▶ **The request**
Exactly reproduce each entry, leaving out nothing.

Start Dataset content

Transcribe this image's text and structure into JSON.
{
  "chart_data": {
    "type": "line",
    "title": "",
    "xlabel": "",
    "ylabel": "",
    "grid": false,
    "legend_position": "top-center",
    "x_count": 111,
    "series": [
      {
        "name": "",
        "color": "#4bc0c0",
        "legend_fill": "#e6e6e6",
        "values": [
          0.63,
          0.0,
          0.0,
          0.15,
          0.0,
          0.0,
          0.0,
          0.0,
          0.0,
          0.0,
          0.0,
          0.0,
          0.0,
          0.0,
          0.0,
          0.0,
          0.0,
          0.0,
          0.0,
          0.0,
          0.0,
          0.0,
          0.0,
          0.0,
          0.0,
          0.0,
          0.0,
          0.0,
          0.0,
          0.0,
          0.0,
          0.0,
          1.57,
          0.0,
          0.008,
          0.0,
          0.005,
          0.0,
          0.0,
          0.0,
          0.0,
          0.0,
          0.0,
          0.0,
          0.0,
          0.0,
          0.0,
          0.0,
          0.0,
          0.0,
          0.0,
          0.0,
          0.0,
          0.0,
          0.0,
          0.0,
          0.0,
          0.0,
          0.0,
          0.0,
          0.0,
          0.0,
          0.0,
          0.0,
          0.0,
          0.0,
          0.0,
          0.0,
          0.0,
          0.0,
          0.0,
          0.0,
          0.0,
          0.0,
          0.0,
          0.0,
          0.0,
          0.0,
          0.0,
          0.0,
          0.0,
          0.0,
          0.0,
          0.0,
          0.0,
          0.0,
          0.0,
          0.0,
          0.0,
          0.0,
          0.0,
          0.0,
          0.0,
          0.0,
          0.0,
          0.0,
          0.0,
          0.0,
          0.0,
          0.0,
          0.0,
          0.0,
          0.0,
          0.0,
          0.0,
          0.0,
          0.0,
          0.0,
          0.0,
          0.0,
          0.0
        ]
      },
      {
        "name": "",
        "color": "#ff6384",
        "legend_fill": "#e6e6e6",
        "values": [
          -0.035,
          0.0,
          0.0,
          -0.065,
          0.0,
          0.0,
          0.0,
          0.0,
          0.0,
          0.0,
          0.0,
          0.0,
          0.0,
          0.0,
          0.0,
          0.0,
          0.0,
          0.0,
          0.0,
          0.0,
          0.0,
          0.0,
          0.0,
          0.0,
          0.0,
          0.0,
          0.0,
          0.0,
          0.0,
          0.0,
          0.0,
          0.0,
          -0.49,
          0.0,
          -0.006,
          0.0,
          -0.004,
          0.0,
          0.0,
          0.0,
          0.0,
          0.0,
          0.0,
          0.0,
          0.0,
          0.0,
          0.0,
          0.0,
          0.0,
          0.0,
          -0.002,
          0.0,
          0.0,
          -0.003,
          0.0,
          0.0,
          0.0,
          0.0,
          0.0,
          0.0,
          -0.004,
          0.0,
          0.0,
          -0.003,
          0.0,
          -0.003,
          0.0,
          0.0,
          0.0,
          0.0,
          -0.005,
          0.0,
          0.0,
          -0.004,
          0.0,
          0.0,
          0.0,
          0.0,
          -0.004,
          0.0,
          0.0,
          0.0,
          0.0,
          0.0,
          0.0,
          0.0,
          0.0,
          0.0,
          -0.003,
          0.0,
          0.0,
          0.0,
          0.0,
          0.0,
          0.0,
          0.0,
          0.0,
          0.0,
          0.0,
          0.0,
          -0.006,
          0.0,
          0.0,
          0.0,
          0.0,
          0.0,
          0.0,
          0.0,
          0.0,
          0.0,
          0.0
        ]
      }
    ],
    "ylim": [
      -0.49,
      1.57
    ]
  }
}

End Dataset content

▶ **Answer**
Transcribe this image's text and structure into JSON.
{
  "chart_data": {
    "type": "line",
    "title": "",
    "xlabel": "",
    "ylabel": "",
    "grid": false,
    "legend_position": "top-center",
    "x_count": 111,
    "series": [
      {
        "name": "",
        "color": "#4bc0c0",
        "legend_fill": "#e6e6e6",
        "values": [
          0.63,
          0.0,
          0.0,
          0.15,
          0.0,
          0.0,
          0.0,
          0.0,
          0.0,
          0.0,
          0.0,
          0.0,
          0.0,
          0.0,
          0.0,
          0.0,
          0.0,
          0.0,
          0.0,
          0.0,
          0.0,
          0.0,
          0.0,
          0.0,
          0.0,
          0.0,
          0.0,
          0.0,
          0.0,
          0.0,
          0.0,
          0.0,
          1.57,
          0.0,
          0.008,
          0.0,
          0.005,
          0.0,
          0.0,
          0.0,
          0.0,
          0.0,
          0.0,
          0.0,
          0.0,
          0.0,
          0.0,
          0.0,
          0.0,
          0.0,
          0.0,
          0.0,
          0.0,
          0.0,
          0.0,
          0.0,
          0.0,
          0.0,
          0.0,
          0.0,
          0.0,
          0.0,
          0.0,
          0.0,
          0.0,
          0.0,
          0.0,
          0.0,
          0.0,
          0.0,
          0.0,
          0.0,
          0.0,
          0.0,
          0.0,
          0.0,
          0.0,
          0.0,
          0.0,
          0.0,
          0.0,
          0.0,
          0.0,
          0.0,
          0.0,
          0.0,
          0.0,
          0.0,
          0.0,
          0.0,
          0.0,
          0.0,
          0.0,
          0.0,
          0.0,
          0.0,
          0.0,
          0.0,
          0.0,
          0.0,
          0.0,
          0.0,
          0.0,
          0.0,
          0.0,
          0.0,
          0.0,
          0.0,
          0.0,
          0.0,
          0.0
        ]
      },
      {
        "name": "",
        "color": "#ff6384",
        "legend_fill": "#e6e6e6",
        "values": [
          -0.035,
          0.0,
          0.0,
          -0.065,
          0.0,
          0.0,
          0.0,
          0.0,
          0.0,
          0.0,
          0.0,
          0.0,
          0.0,
          0.0,
          0.0,
          0.0,
          0.0,
          0.0,
          0.0,
          0.0,
          0.0,
          0.0,
          0.0,
          0.0,
          0.0,
          0.0,
          0.0,
          0.0,
          0.0,
          0.0,
          0.0,
          0.0,
          -0.49,
          0.0,
          -0.006,
          0.0,
          -0.004,
          0.0,
          0.0,
          0.0,
          0.0,
          0.0,
          0.0,
          0.0,
          0.0,
          0.0,
          0.0,
          0.0,
          0.0,
          0.0,
          -0.002,
          0.0,
          0.0,
          -0.003,
          0.0,
          0.0,
          0.0,
          0.0,
          0.0,
          0.0,
          -0.004,
          0.0,
          0.0,
          -0.003,
          0.0,
          -0.003,
          0.0,
          0.0,
          0.0,
          0.0,
          -0.005,
          0.0,
          0.0,
          -0.004,
          0.0,
          0.0,
          0.0,
          0.0,
          -0.004,
          0.0,
          0.0,
          0.0,
          0.0,
          0.0,
          0.0,
          0.0,
          0.0,
          0.0,
          -0.003,
          0.0,
          0.0,
          0.0,
          0.0,
          0.0,
          0.0,
          0.0,
          0.0,
          0.0,
          0.0,
          0.0,
          -0.006,
          0.0,
          0.0,
          0.0,
          0.0,
          0.0,
          0.0,
          0.0,
          0.0,
          0.0,
          0.0
        ]
      }
    ],
    "ylim": [
      -0.49,
      1.57
    ]
  }
}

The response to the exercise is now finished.